— Begin Exercise inputs —
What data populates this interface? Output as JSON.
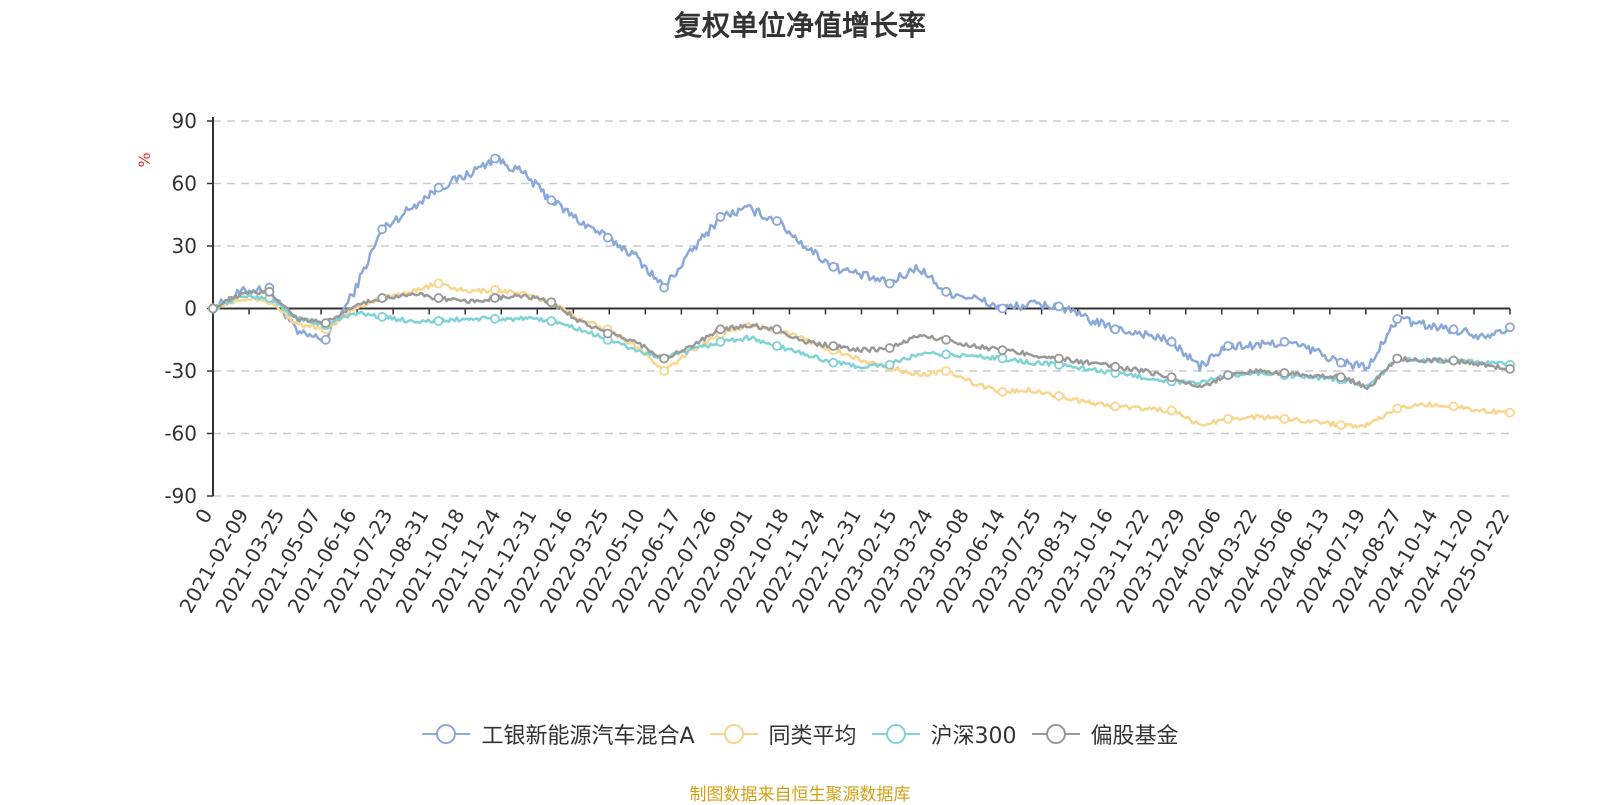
{
  "chart_data": {
    "type": "line",
    "title": "复权单位净值增长率",
    "ylabel": "%",
    "ylim": [
      -90,
      90
    ],
    "y_ticks": [
      -90,
      -60,
      -30,
      0,
      30,
      60,
      90
    ],
    "grid": true,
    "legend_position": "bottom",
    "x_ticks": [
      "0",
      "2021-02-09",
      "2021-03-25",
      "2021-05-07",
      "2021-06-16",
      "2021-07-23",
      "2021-08-31",
      "2021-10-18",
      "2021-11-24",
      "2021-12-31",
      "2022-02-16",
      "2022-03-25",
      "2022-05-10",
      "2022-06-17",
      "2022-07-26",
      "2022-09-01",
      "2022-10-18",
      "2022-11-24",
      "2022-12-31",
      "2023-02-15",
      "2023-03-24",
      "2023-05-08",
      "2023-06-14",
      "2023-07-25",
      "2023-08-31",
      "2023-10-16",
      "2023-11-22",
      "2023-12-29",
      "2024-02-06",
      "2024-03-22",
      "2024-05-06",
      "2024-06-13",
      "2024-07-19",
      "2024-08-27",
      "2024-10-14",
      "2024-11-20",
      "2025-01-22"
    ],
    "series": [
      {
        "name": "工银新能源汽车混合A",
        "color": "#8ba9d8",
        "values": [
          0,
          8,
          10,
          -12,
          -15,
          8,
          38,
          48,
          58,
          64,
          72,
          65,
          52,
          42,
          34,
          25,
          10,
          28,
          44,
          48,
          42,
          30,
          20,
          16,
          12,
          20,
          8,
          5,
          0,
          2,
          1,
          -5,
          -10,
          -12,
          -16,
          -28,
          -18,
          -18,
          -16,
          -20,
          -26,
          -28,
          -5,
          -8,
          -10,
          -13,
          -9
        ]
      },
      {
        "name": "同类平均",
        "color": "#f8d68e",
        "values": [
          0,
          5,
          4,
          -8,
          -10,
          0,
          5,
          8,
          12,
          8,
          9,
          7,
          3,
          -5,
          -10,
          -18,
          -30,
          -20,
          -12,
          -8,
          -10,
          -15,
          -20,
          -25,
          -28,
          -32,
          -30,
          -36,
          -40,
          -39,
          -42,
          -45,
          -47,
          -48,
          -49,
          -56,
          -53,
          -52,
          -53,
          -54,
          -56,
          -56,
          -48,
          -46,
          -47,
          -49,
          -50
        ]
      },
      {
        "name": "沪深300",
        "color": "#7fd3d6",
        "values": [
          0,
          6,
          5,
          -5,
          -8,
          -2,
          -4,
          -6,
          -6,
          -5,
          -5,
          -5,
          -6,
          -10,
          -15,
          -20,
          -24,
          -20,
          -16,
          -14,
          -18,
          -22,
          -26,
          -28,
          -27,
          -22,
          -22,
          -23,
          -24,
          -26,
          -27,
          -29,
          -31,
          -33,
          -35,
          -36,
          -32,
          -31,
          -32,
          -33,
          -34,
          -37,
          -24,
          -25,
          -25,
          -26,
          -27
        ]
      },
      {
        "name": "偏股基金",
        "color": "#999999",
        "values": [
          0,
          7,
          8,
          -5,
          -7,
          1,
          5,
          7,
          5,
          3,
          5,
          6,
          3,
          -6,
          -12,
          -16,
          -24,
          -18,
          -10,
          -8,
          -10,
          -16,
          -18,
          -20,
          -19,
          -13,
          -15,
          -18,
          -20,
          -22,
          -24,
          -26,
          -28,
          -30,
          -33,
          -38,
          -32,
          -30,
          -31,
          -32,
          -33,
          -38,
          -24,
          -25,
          -25,
          -27,
          -29
        ]
      }
    ]
  },
  "source_note": "制图数据来自恒生聚源数据库"
}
— End Exercise inputs —
All of the data above should be transcribed verbatim, with pictures omitted.

What data populates this interface? Output as JSON.
{
  "chart_data": {
    "type": "line",
    "title": "复权单位净值增长率",
    "ylabel": "%",
    "ylim": [
      -90,
      90
    ],
    "y_ticks": [
      -90,
      -60,
      -30,
      0,
      30,
      60,
      90
    ],
    "grid": true,
    "legend_position": "bottom",
    "x_ticks": [
      "0",
      "2021-02-09",
      "2021-03-25",
      "2021-05-07",
      "2021-06-16",
      "2021-07-23",
      "2021-08-31",
      "2021-10-18",
      "2021-11-24",
      "2021-12-31",
      "2022-02-16",
      "2022-03-25",
      "2022-05-10",
      "2022-06-17",
      "2022-07-26",
      "2022-09-01",
      "2022-10-18",
      "2022-11-24",
      "2022-12-31",
      "2023-02-15",
      "2023-03-24",
      "2023-05-08",
      "2023-06-14",
      "2023-07-25",
      "2023-08-31",
      "2023-10-16",
      "2023-11-22",
      "2023-12-29",
      "2024-02-06",
      "2024-03-22",
      "2024-05-06",
      "2024-06-13",
      "2024-07-19",
      "2024-08-27",
      "2024-10-14",
      "2024-11-20",
      "2025-01-22"
    ],
    "series": [
      {
        "name": "工银新能源汽车混合A",
        "color": "#8ba9d8",
        "values": [
          0,
          8,
          10,
          -12,
          -15,
          8,
          38,
          48,
          58,
          64,
          72,
          65,
          52,
          42,
          34,
          25,
          10,
          28,
          44,
          48,
          42,
          30,
          20,
          16,
          12,
          20,
          8,
          5,
          0,
          2,
          1,
          -5,
          -10,
          -12,
          -16,
          -28,
          -18,
          -18,
          -16,
          -20,
          -26,
          -28,
          -5,
          -8,
          -10,
          -13,
          -9
        ]
      },
      {
        "name": "同类平均",
        "color": "#f8d68e",
        "values": [
          0,
          5,
          4,
          -8,
          -10,
          0,
          5,
          8,
          12,
          8,
          9,
          7,
          3,
          -5,
          -10,
          -18,
          -30,
          -20,
          -12,
          -8,
          -10,
          -15,
          -20,
          -25,
          -28,
          -32,
          -30,
          -36,
          -40,
          -39,
          -42,
          -45,
          -47,
          -48,
          -49,
          -56,
          -53,
          -52,
          -53,
          -54,
          -56,
          -56,
          -48,
          -46,
          -47,
          -49,
          -50
        ]
      },
      {
        "name": "沪深300",
        "color": "#7fd3d6",
        "values": [
          0,
          6,
          5,
          -5,
          -8,
          -2,
          -4,
          -6,
          -6,
          -5,
          -5,
          -5,
          -6,
          -10,
          -15,
          -20,
          -24,
          -20,
          -16,
          -14,
          -18,
          -22,
          -26,
          -28,
          -27,
          -22,
          -22,
          -23,
          -24,
          -26,
          -27,
          -29,
          -31,
          -33,
          -35,
          -36,
          -32,
          -31,
          -32,
          -33,
          -34,
          -37,
          -24,
          -25,
          -25,
          -26,
          -27
        ]
      },
      {
        "name": "偏股基金",
        "color": "#999999",
        "values": [
          0,
          7,
          8,
          -5,
          -7,
          1,
          5,
          7,
          5,
          3,
          5,
          6,
          3,
          -6,
          -12,
          -16,
          -24,
          -18,
          -10,
          -8,
          -10,
          -16,
          -18,
          -20,
          -19,
          -13,
          -15,
          -18,
          -20,
          -22,
          -24,
          -26,
          -28,
          -30,
          -33,
          -38,
          -32,
          -30,
          -31,
          -32,
          -33,
          -38,
          -24,
          -25,
          -25,
          -27,
          -29
        ]
      }
    ]
  },
  "source_note": "制图数据来自恒生聚源数据库"
}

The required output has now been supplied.